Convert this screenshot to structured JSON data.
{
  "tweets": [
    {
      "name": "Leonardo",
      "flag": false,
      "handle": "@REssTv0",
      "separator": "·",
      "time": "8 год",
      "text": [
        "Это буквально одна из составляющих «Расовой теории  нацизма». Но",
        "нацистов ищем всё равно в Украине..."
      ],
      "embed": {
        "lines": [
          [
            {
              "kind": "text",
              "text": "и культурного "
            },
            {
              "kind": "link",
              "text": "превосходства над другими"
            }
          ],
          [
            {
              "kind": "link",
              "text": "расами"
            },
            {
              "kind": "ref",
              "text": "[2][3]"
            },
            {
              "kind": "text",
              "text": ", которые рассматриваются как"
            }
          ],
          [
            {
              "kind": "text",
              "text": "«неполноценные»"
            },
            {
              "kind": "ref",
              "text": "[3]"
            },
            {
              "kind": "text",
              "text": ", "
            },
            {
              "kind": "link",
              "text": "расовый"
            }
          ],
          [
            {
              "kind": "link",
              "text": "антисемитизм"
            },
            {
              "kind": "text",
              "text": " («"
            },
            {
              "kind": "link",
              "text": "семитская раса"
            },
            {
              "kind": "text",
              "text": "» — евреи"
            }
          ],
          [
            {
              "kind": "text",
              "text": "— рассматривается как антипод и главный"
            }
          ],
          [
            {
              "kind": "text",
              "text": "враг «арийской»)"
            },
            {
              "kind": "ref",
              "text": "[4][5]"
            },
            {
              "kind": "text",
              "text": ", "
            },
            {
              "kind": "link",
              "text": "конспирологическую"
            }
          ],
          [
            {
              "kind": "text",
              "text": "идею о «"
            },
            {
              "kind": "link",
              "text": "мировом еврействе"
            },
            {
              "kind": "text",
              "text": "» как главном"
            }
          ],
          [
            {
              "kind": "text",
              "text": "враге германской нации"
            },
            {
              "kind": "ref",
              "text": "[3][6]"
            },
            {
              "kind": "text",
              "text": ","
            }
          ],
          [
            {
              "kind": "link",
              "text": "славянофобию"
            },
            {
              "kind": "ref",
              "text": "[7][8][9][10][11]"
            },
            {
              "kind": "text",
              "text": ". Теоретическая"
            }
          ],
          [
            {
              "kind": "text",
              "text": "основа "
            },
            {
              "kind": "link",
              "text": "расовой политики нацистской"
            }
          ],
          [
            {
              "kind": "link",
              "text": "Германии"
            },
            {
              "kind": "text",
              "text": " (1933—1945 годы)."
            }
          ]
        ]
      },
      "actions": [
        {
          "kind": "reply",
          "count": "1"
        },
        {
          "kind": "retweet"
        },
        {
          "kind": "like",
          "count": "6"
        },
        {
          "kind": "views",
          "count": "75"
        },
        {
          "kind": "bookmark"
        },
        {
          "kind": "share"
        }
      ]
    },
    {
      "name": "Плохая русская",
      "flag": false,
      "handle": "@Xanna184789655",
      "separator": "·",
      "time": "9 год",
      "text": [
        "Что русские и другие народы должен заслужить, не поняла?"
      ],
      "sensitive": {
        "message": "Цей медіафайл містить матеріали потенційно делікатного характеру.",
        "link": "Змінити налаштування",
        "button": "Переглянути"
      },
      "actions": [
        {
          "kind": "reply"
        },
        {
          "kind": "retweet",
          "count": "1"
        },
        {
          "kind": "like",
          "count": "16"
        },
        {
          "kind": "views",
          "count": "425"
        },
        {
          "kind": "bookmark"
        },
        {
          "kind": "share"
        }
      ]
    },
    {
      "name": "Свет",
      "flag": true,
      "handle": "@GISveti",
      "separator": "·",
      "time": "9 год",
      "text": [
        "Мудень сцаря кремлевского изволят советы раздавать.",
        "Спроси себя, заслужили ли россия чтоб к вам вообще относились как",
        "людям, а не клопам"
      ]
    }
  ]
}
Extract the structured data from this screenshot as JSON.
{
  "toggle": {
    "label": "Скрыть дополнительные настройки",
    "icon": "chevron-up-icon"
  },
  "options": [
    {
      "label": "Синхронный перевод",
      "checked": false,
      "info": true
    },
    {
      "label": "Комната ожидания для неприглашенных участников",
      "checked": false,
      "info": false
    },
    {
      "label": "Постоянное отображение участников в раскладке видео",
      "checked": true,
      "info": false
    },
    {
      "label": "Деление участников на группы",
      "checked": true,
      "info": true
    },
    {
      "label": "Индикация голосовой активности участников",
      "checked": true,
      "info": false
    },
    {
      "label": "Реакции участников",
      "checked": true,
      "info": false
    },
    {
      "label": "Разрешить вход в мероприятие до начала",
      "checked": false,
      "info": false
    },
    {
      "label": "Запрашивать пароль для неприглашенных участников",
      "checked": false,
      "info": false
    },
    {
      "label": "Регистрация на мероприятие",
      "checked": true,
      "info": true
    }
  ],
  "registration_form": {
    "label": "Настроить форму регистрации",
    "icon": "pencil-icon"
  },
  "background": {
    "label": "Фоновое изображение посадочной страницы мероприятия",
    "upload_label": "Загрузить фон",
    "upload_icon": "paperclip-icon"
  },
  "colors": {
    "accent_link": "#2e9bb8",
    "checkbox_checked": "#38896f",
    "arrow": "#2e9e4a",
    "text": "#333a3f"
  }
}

****

Your task is to output exactly the lines running from the one with "Extract the structured" through the final line of the material above, with both ends included.

Extract the structured data from this screenshot as JSON.
{
  "toggle": {
    "label": "Скрыть дополнительные настройки",
    "icon": "chevron-up-icon"
  },
  "options": [
    {
      "label": "Синхронный перевод",
      "checked": false,
      "info": true
    },
    {
      "label": "Комната ожидания для неприглашенных участников",
      "checked": false,
      "info": false
    },
    {
      "label": "Постоянное отображение участников в раскладке видео",
      "checked": true,
      "info": false
    },
    {
      "label": "Деление участников на группы",
      "checked": true,
      "info": true
    },
    {
      "label": "Индикация голосовой активности участников",
      "checked": true,
      "info": false
    },
    {
      "label": "Реакции участников",
      "checked": true,
      "info": false
    },
    {
      "label": "Разрешить вход в мероприятие до начала",
      "checked": false,
      "info": false
    },
    {
      "label": "Запрашивать пароль для неприглашенных участников",
      "checked": false,
      "info": false
    },
    {
      "label": "Регистрация на мероприятие",
      "checked": true,
      "info": true
    }
  ],
  "registration_form": {
    "label": "Настроить форму регистрации",
    "icon": "pencil-icon"
  },
  "background": {
    "label": "Фоновое изображение посадочной страницы мероприятия",
    "upload_label": "Загрузить фон",
    "upload_icon": "paperclip-icon"
  },
  "colors": {
    "accent_link": "#2e9bb8",
    "checkbox_checked": "#38896f",
    "arrow": "#2e9e4a",
    "text": "#333a3f"
  }
}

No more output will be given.